--- Start ---

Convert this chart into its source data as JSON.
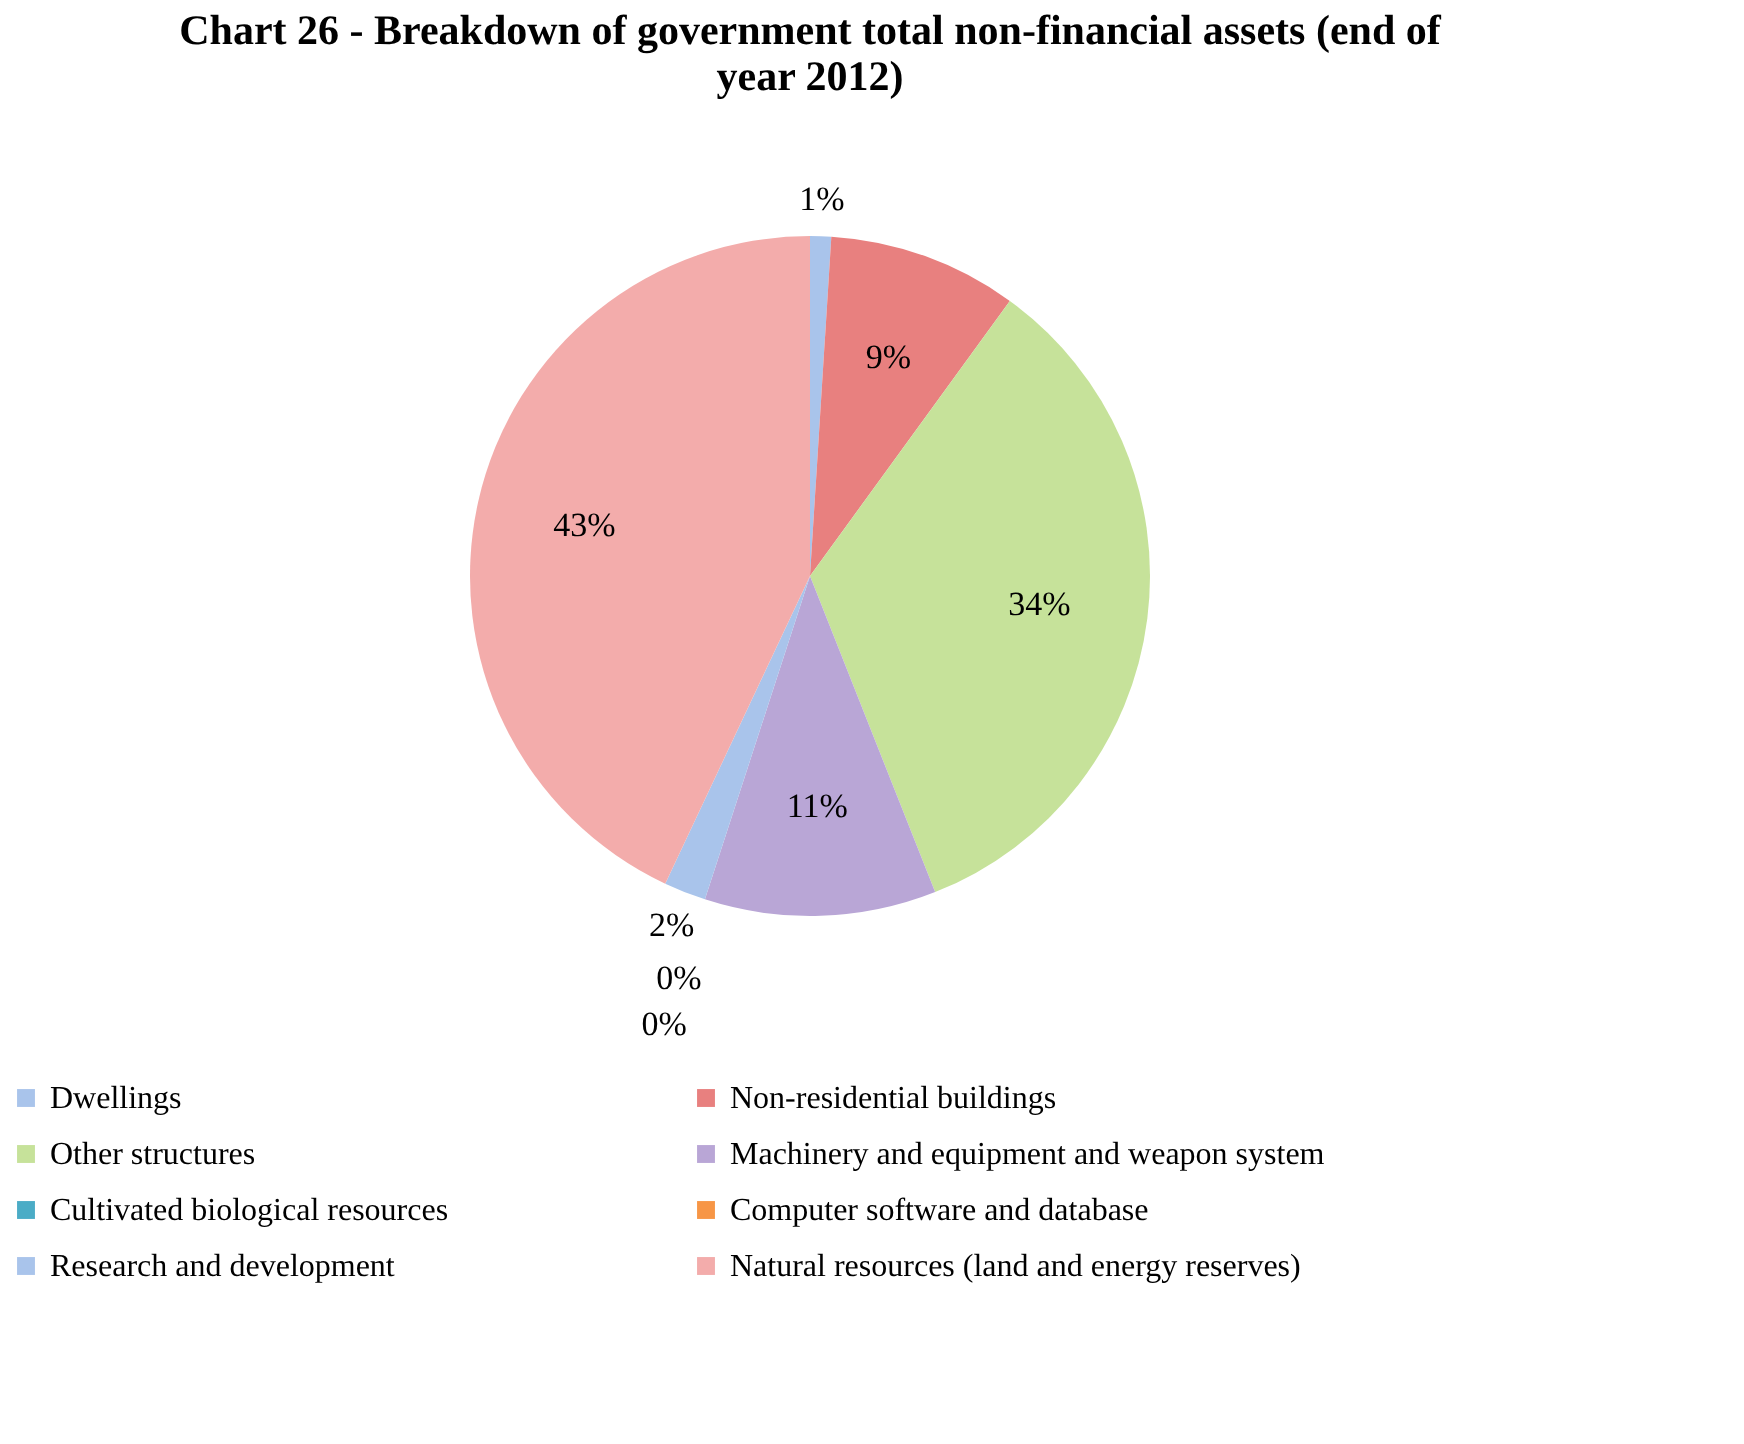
{
  "chart_data": {
    "type": "pie",
    "title": "Chart 26 - Breakdown of government total non-financial assets (end of year 2012)",
    "categories": [
      "Dwellings",
      "Non-residential buildings",
      "Other structures",
      "Machinery and equipment and weapon system",
      "Cultivated biological resources",
      "Computer software and database",
      "Research and development",
      "Natural resources (land and energy reserves)"
    ],
    "values": [
      1,
      9,
      34,
      11,
      0,
      0,
      2,
      43
    ],
    "value_labels": [
      "1%",
      "9%",
      "34%",
      "11%",
      "0%",
      "0%",
      "2%",
      "43%"
    ],
    "colors": [
      "#a9c4eb",
      "#e8807f",
      "#c6e29a",
      "#b9a6d6",
      "#4bacc6",
      "#f79646",
      "#a9c4eb",
      "#f3acab"
    ],
    "legend": "bottom"
  }
}
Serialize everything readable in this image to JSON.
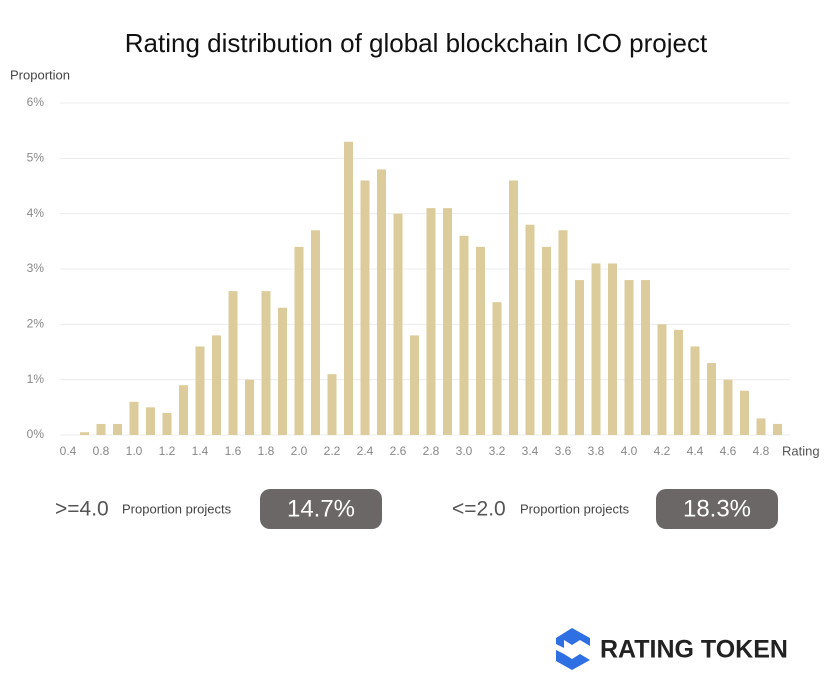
{
  "chart_data": {
    "type": "bar",
    "title": "Rating distribution of global blockchain ICO project",
    "y_label": "Proportion",
    "x_label": "Rating",
    "categories": [
      "0.4",
      null,
      "0.8",
      null,
      "1.0",
      null,
      "1.2",
      null,
      "1.4",
      null,
      "1.6",
      null,
      "1.8",
      null,
      "2.0",
      null,
      "2.2",
      null,
      "2.4",
      null,
      "2.6",
      null,
      "2.8",
      null,
      "3.0",
      null,
      "3.2",
      null,
      "3.4",
      null,
      "3.6",
      null,
      "3.8",
      null,
      "4.0",
      null,
      "4.2",
      null,
      "4.4",
      null,
      "4.6",
      null,
      "4.8",
      null
    ],
    "values": [
      0,
      0.05,
      0.2,
      0.2,
      0.6,
      0.5,
      0.4,
      0.9,
      1.6,
      1.8,
      2.6,
      1.0,
      2.6,
      2.3,
      3.4,
      3.7,
      1.1,
      5.3,
      4.6,
      4.8,
      4.0,
      1.8,
      4.1,
      4.1,
      3.6,
      3.4,
      2.4,
      4.6,
      3.8,
      3.4,
      3.7,
      2.8,
      3.1,
      3.1,
      2.8,
      2.8,
      2.0,
      1.9,
      1.6,
      1.3,
      1.0,
      0.8,
      0.3,
      0.2
    ],
    "color": "#dccb9b",
    "ylim": [
      0,
      6
    ],
    "yticks": [
      {
        "value": 0,
        "label": "0%"
      },
      {
        "value": 1,
        "label": "1%"
      },
      {
        "value": 2,
        "label": "2%"
      },
      {
        "value": 3,
        "label": "3%"
      },
      {
        "value": 4,
        "label": "4%"
      },
      {
        "value": 5,
        "label": "5%"
      },
      {
        "value": 6,
        "label": "6%"
      }
    ],
    "grid": true
  },
  "stats": [
    {
      "threshold": ">=4.0",
      "label": "Proportion projects",
      "value": "14.7%"
    },
    {
      "threshold": "<=2.0",
      "label": "Proportion projects",
      "value": "18.3%"
    }
  ],
  "logo": "RATING TOKEN"
}
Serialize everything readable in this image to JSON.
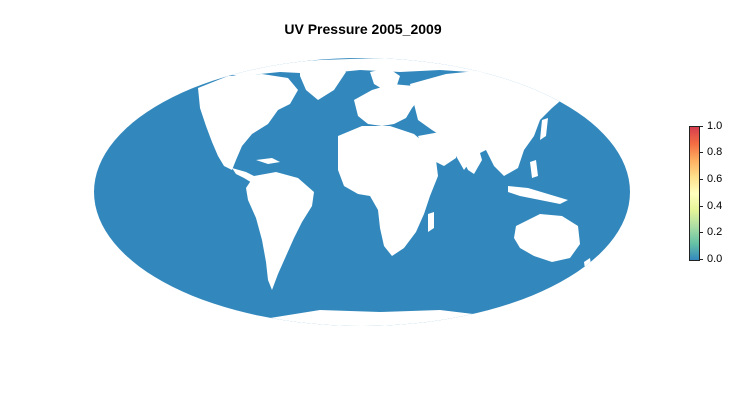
{
  "title": "UV Pressure 2005_2009",
  "colors": {
    "ocean": "#3288bd",
    "land": "#ffffff",
    "scale": [
      "#3288bd",
      "#66c2a5",
      "#abdda4",
      "#e6f598",
      "#ffffbf",
      "#fee08b",
      "#fdae61",
      "#f46d43",
      "#d53e4f"
    ]
  },
  "legend": {
    "ticks": [
      "1.0",
      "0.8",
      "0.6",
      "0.4",
      "0.2",
      "0.0"
    ]
  }
}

--- End ---

## Direction:
Reproduce every line precisely as given, omitting all pictures.

## Result:
Convert this chart into its source data as JSON.
{
  "chart_data": {
    "type": "pie",
    "title": "Chart 26 - Breakdown of government total non-financial assets (end of year 2012)",
    "categories": [
      "Dwellings",
      "Non-residential buildings",
      "Other structures",
      "Machinery and equipment and weapon system",
      "Cultivated biological resources",
      "Computer software and database",
      "Research and development",
      "Natural resources (land and energy reserves)"
    ],
    "values": [
      1,
      9,
      34,
      11,
      0,
      0,
      2,
      43
    ],
    "value_labels": [
      "1%",
      "9%",
      "34%",
      "11%",
      "0%",
      "0%",
      "2%",
      "43%"
    ],
    "colors": [
      "#a9c4eb",
      "#e8807f",
      "#c6e29a",
      "#b9a6d6",
      "#4bacc6",
      "#f79646",
      "#a9c4eb",
      "#f3acab"
    ],
    "legend": "bottom"
  }
}
Serialize everything readable in this image to JSON.
{
  "chart_data": {
    "type": "bar",
    "title": "Rating distribution of global blockchain ICO project",
    "y_label": "Proportion",
    "x_label": "Rating",
    "categories": [
      "0.4",
      null,
      "0.8",
      null,
      "1.0",
      null,
      "1.2",
      null,
      "1.4",
      null,
      "1.6",
      null,
      "1.8",
      null,
      "2.0",
      null,
      "2.2",
      null,
      "2.4",
      null,
      "2.6",
      null,
      "2.8",
      null,
      "3.0",
      null,
      "3.2",
      null,
      "3.4",
      null,
      "3.6",
      null,
      "3.8",
      null,
      "4.0",
      null,
      "4.2",
      null,
      "4.4",
      null,
      "4.6",
      null,
      "4.8",
      null
    ],
    "values": [
      0,
      0.05,
      0.2,
      0.2,
      0.6,
      0.5,
      0.4,
      0.9,
      1.6,
      1.8,
      2.6,
      1.0,
      2.6,
      2.3,
      3.4,
      3.7,
      1.1,
      5.3,
      4.6,
      4.8,
      4.0,
      1.8,
      4.1,
      4.1,
      3.6,
      3.4,
      2.4,
      4.6,
      3.8,
      3.4,
      3.7,
      2.8,
      3.1,
      3.1,
      2.8,
      2.8,
      2.0,
      1.9,
      1.6,
      1.3,
      1.0,
      0.8,
      0.3,
      0.2
    ],
    "color": "#dccb9b",
    "ylim": [
      0,
      6
    ],
    "yticks": [
      {
        "value": 0,
        "label": "0%"
      },
      {
        "value": 1,
        "label": "1%"
      },
      {
        "value": 2,
        "label": "2%"
      },
      {
        "value": 3,
        "label": "3%"
      },
      {
        "value": 4,
        "label": "4%"
      },
      {
        "value": 5,
        "label": "5%"
      },
      {
        "value": 6,
        "label": "6%"
      }
    ],
    "grid": true
  },
  "stats": [
    {
      "threshold": ">=4.0",
      "label": "Proportion projects",
      "value": "14.7%"
    },
    {
      "threshold": "<=2.0",
      "label": "Proportion projects",
      "value": "18.3%"
    }
  ],
  "logo": "RATING TOKEN"
}
Serialize everything readable in this image to JSON.
{
  "title": "UV Pressure 2005_2009",
  "colors": {
    "ocean": "#3288bd",
    "land": "#ffffff",
    "scale": [
      "#3288bd",
      "#66c2a5",
      "#abdda4",
      "#e6f598",
      "#ffffbf",
      "#fee08b",
      "#fdae61",
      "#f46d43",
      "#d53e4f"
    ]
  },
  "legend": {
    "ticks": [
      "1.0",
      "0.8",
      "0.6",
      "0.4",
      "0.2",
      "0.0"
    ]
  }
}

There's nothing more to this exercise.